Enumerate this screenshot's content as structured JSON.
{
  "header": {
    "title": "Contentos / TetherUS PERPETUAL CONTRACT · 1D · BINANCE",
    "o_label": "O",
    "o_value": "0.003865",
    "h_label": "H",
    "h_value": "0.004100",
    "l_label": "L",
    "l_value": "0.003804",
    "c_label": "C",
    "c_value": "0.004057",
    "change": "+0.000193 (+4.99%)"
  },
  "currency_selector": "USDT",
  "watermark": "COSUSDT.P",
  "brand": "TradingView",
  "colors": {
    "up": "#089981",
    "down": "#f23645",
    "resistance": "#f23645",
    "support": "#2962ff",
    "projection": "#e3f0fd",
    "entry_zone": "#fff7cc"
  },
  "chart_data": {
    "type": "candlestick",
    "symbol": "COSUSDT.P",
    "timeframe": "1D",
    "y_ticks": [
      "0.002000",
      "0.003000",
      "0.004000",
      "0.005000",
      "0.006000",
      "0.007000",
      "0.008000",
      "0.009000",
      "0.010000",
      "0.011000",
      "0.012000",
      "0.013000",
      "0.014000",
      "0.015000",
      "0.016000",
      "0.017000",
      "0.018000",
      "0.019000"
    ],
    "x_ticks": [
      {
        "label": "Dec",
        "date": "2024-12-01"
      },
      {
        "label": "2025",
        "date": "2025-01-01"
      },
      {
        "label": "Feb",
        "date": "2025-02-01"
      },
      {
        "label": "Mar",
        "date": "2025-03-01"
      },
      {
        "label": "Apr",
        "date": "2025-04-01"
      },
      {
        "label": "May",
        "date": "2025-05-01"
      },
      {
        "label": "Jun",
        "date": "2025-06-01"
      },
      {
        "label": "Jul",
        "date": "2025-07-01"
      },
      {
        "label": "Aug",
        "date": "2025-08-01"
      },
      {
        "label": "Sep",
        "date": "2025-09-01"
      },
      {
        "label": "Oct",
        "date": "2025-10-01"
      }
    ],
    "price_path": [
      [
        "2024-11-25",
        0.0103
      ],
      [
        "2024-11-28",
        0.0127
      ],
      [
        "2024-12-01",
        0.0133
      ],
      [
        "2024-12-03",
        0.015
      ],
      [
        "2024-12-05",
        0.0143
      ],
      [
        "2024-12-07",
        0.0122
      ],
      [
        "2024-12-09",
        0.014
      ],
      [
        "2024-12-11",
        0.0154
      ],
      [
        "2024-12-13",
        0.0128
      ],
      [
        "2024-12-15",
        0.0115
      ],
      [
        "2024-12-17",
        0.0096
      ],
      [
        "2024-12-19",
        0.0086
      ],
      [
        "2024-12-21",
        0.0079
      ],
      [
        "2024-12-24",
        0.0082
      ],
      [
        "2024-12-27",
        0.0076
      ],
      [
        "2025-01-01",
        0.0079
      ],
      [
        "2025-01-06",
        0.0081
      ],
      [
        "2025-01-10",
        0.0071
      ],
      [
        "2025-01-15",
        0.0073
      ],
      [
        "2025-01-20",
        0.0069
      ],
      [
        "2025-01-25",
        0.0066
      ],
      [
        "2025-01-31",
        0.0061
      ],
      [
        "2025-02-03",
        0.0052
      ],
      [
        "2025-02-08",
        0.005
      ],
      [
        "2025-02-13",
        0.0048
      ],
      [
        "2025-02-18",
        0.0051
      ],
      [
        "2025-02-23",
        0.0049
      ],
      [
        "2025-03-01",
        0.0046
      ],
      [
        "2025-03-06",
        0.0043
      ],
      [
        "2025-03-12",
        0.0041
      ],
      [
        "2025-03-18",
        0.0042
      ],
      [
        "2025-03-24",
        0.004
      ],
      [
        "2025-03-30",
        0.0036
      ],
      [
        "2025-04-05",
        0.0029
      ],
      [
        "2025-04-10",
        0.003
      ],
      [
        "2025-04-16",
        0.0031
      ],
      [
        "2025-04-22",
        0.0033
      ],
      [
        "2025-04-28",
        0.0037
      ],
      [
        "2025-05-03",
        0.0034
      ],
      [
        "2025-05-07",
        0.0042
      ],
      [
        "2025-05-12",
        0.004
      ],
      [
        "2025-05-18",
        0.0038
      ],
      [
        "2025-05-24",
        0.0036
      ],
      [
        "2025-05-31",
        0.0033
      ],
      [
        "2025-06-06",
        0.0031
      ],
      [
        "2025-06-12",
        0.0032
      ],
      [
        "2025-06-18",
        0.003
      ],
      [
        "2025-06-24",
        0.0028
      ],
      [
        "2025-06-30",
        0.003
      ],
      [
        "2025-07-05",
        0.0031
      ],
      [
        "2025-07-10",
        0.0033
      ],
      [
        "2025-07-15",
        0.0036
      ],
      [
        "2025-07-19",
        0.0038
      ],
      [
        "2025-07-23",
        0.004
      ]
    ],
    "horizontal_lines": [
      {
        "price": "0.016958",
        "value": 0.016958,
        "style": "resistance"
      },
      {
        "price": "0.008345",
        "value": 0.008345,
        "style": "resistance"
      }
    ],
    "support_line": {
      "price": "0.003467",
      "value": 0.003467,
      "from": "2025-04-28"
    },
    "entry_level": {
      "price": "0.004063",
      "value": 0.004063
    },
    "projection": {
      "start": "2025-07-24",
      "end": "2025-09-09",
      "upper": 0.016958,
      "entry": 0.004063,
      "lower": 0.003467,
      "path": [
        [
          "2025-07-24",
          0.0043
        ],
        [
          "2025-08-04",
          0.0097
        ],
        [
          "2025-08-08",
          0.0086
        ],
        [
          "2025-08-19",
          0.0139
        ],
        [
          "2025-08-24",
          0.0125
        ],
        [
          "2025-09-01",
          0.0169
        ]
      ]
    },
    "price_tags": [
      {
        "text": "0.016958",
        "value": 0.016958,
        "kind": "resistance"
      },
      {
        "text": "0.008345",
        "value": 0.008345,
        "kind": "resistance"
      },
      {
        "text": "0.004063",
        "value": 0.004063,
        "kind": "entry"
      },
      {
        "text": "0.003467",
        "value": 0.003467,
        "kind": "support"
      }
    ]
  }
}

## OBJECTIVE
Give back all the data exactly as written.

## EXERCISE RESPONSE
Enumerate this screenshot's content as structured JSON.
{
  "header": {
    "title": "Contentos / TetherUS PERPETUAL CONTRACT · 1D · BINANCE",
    "o_label": "O",
    "o_value": "0.003865",
    "h_label": "H",
    "h_value": "0.004100",
    "l_label": "L",
    "l_value": "0.003804",
    "c_label": "C",
    "c_value": "0.004057",
    "change": "+0.000193 (+4.99%)"
  },
  "currency_selector": "USDT",
  "watermark": "COSUSDT.P",
  "brand": "TradingView",
  "colors": {
    "up": "#089981",
    "down": "#f23645",
    "resistance": "#f23645",
    "support": "#2962ff",
    "projection": "#e3f0fd",
    "entry_zone": "#fff7cc"
  },
  "chart_data": {
    "type": "candlestick",
    "symbol": "COSUSDT.P",
    "timeframe": "1D",
    "y_ticks": [
      "0.002000",
      "0.003000",
      "0.004000",
      "0.005000",
      "0.006000",
      "0.007000",
      "0.008000",
      "0.009000",
      "0.010000",
      "0.011000",
      "0.012000",
      "0.013000",
      "0.014000",
      "0.015000",
      "0.016000",
      "0.017000",
      "0.018000",
      "0.019000"
    ],
    "x_ticks": [
      {
        "label": "Dec",
        "date": "2024-12-01"
      },
      {
        "label": "2025",
        "date": "2025-01-01"
      },
      {
        "label": "Feb",
        "date": "2025-02-01"
      },
      {
        "label": "Mar",
        "date": "2025-03-01"
      },
      {
        "label": "Apr",
        "date": "2025-04-01"
      },
      {
        "label": "May",
        "date": "2025-05-01"
      },
      {
        "label": "Jun",
        "date": "2025-06-01"
      },
      {
        "label": "Jul",
        "date": "2025-07-01"
      },
      {
        "label": "Aug",
        "date": "2025-08-01"
      },
      {
        "label": "Sep",
        "date": "2025-09-01"
      },
      {
        "label": "Oct",
        "date": "2025-10-01"
      }
    ],
    "price_path": [
      [
        "2024-11-25",
        0.0103
      ],
      [
        "2024-11-28",
        0.0127
      ],
      [
        "2024-12-01",
        0.0133
      ],
      [
        "2024-12-03",
        0.015
      ],
      [
        "2024-12-05",
        0.0143
      ],
      [
        "2024-12-07",
        0.0122
      ],
      [
        "2024-12-09",
        0.014
      ],
      [
        "2024-12-11",
        0.0154
      ],
      [
        "2024-12-13",
        0.0128
      ],
      [
        "2024-12-15",
        0.0115
      ],
      [
        "2024-12-17",
        0.0096
      ],
      [
        "2024-12-19",
        0.0086
      ],
      [
        "2024-12-21",
        0.0079
      ],
      [
        "2024-12-24",
        0.0082
      ],
      [
        "2024-12-27",
        0.0076
      ],
      [
        "2025-01-01",
        0.0079
      ],
      [
        "2025-01-06",
        0.0081
      ],
      [
        "2025-01-10",
        0.0071
      ],
      [
        "2025-01-15",
        0.0073
      ],
      [
        "2025-01-20",
        0.0069
      ],
      [
        "2025-01-25",
        0.0066
      ],
      [
        "2025-01-31",
        0.0061
      ],
      [
        "2025-02-03",
        0.0052
      ],
      [
        "2025-02-08",
        0.005
      ],
      [
        "2025-02-13",
        0.0048
      ],
      [
        "2025-02-18",
        0.0051
      ],
      [
        "2025-02-23",
        0.0049
      ],
      [
        "2025-03-01",
        0.0046
      ],
      [
        "2025-03-06",
        0.0043
      ],
      [
        "2025-03-12",
        0.0041
      ],
      [
        "2025-03-18",
        0.0042
      ],
      [
        "2025-03-24",
        0.004
      ],
      [
        "2025-03-30",
        0.0036
      ],
      [
        "2025-04-05",
        0.0029
      ],
      [
        "2025-04-10",
        0.003
      ],
      [
        "2025-04-16",
        0.0031
      ],
      [
        "2025-04-22",
        0.0033
      ],
      [
        "2025-04-28",
        0.0037
      ],
      [
        "2025-05-03",
        0.0034
      ],
      [
        "2025-05-07",
        0.0042
      ],
      [
        "2025-05-12",
        0.004
      ],
      [
        "2025-05-18",
        0.0038
      ],
      [
        "2025-05-24",
        0.0036
      ],
      [
        "2025-05-31",
        0.0033
      ],
      [
        "2025-06-06",
        0.0031
      ],
      [
        "2025-06-12",
        0.0032
      ],
      [
        "2025-06-18",
        0.003
      ],
      [
        "2025-06-24",
        0.0028
      ],
      [
        "2025-06-30",
        0.003
      ],
      [
        "2025-07-05",
        0.0031
      ],
      [
        "2025-07-10",
        0.0033
      ],
      [
        "2025-07-15",
        0.0036
      ],
      [
        "2025-07-19",
        0.0038
      ],
      [
        "2025-07-23",
        0.004
      ]
    ],
    "horizontal_lines": [
      {
        "price": "0.016958",
        "value": 0.016958,
        "style": "resistance"
      },
      {
        "price": "0.008345",
        "value": 0.008345,
        "style": "resistance"
      }
    ],
    "support_line": {
      "price": "0.003467",
      "value": 0.003467,
      "from": "2025-04-28"
    },
    "entry_level": {
      "price": "0.004063",
      "value": 0.004063
    },
    "projection": {
      "start": "2025-07-24",
      "end": "2025-09-09",
      "upper": 0.016958,
      "entry": 0.004063,
      "lower": 0.003467,
      "path": [
        [
          "2025-07-24",
          0.0043
        ],
        [
          "2025-08-04",
          0.0097
        ],
        [
          "2025-08-08",
          0.0086
        ],
        [
          "2025-08-19",
          0.0139
        ],
        [
          "2025-08-24",
          0.0125
        ],
        [
          "2025-09-01",
          0.0169
        ]
      ]
    },
    "price_tags": [
      {
        "text": "0.016958",
        "value": 0.016958,
        "kind": "resistance"
      },
      {
        "text": "0.008345",
        "value": 0.008345,
        "kind": "resistance"
      },
      {
        "text": "0.004063",
        "value": 0.004063,
        "kind": "entry"
      },
      {
        "text": "0.003467",
        "value": 0.003467,
        "kind": "support"
      }
    ]
  }
}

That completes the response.